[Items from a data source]
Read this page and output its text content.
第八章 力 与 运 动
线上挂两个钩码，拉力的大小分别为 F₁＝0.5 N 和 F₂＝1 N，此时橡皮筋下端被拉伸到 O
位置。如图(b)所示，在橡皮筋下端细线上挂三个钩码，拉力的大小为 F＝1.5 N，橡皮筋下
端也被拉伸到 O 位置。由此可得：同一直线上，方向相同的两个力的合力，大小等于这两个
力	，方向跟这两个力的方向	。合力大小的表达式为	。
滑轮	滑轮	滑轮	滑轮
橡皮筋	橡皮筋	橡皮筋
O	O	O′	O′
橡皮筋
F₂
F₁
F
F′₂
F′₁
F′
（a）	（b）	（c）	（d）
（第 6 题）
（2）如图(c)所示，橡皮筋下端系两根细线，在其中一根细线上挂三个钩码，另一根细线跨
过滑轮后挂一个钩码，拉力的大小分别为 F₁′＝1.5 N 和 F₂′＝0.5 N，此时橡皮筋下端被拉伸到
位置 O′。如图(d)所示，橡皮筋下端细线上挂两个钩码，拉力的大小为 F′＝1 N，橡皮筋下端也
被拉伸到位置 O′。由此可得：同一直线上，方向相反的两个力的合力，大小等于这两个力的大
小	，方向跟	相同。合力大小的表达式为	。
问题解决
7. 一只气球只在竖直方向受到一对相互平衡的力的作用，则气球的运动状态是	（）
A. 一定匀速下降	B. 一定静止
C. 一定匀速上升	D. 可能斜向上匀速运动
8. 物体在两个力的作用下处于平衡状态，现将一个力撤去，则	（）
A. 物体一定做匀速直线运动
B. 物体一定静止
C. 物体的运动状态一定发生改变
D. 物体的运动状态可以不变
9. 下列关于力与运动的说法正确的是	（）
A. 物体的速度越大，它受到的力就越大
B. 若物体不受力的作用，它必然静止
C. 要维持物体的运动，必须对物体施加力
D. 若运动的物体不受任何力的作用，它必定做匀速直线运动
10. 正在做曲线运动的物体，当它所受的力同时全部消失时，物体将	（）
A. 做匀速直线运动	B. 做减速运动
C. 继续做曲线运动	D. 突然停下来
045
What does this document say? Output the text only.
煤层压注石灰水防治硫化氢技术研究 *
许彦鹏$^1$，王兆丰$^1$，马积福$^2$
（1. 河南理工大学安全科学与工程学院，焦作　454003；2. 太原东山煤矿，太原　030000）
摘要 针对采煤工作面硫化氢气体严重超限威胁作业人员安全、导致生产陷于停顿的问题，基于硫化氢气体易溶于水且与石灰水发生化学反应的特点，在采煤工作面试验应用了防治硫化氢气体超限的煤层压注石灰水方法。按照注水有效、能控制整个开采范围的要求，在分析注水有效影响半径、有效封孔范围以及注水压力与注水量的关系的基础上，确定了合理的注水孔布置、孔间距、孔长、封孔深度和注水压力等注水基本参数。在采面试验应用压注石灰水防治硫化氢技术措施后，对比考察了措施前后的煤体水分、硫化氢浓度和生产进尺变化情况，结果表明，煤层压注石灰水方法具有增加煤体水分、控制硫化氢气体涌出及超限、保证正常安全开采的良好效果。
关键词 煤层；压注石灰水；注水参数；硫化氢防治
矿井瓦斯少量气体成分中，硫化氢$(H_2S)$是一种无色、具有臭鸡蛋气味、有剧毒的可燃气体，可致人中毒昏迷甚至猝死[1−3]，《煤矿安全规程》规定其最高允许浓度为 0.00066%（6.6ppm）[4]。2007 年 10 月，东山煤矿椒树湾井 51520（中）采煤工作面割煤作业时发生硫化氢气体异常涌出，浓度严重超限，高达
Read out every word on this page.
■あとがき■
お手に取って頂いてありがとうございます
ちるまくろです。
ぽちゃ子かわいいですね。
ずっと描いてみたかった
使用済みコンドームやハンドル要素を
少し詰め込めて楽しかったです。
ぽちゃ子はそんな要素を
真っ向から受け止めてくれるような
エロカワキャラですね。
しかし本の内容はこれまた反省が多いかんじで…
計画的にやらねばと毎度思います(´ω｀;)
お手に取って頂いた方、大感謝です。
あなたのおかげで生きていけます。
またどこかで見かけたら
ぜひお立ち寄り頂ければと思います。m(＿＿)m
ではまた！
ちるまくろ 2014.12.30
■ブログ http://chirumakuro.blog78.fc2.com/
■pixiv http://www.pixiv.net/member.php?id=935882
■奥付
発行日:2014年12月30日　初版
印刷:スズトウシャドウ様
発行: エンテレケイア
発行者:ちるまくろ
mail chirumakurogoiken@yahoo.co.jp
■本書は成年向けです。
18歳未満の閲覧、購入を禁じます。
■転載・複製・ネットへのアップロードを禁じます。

Task directions: Answer with one number: how many lines in the listing hold "page".

The reply: 2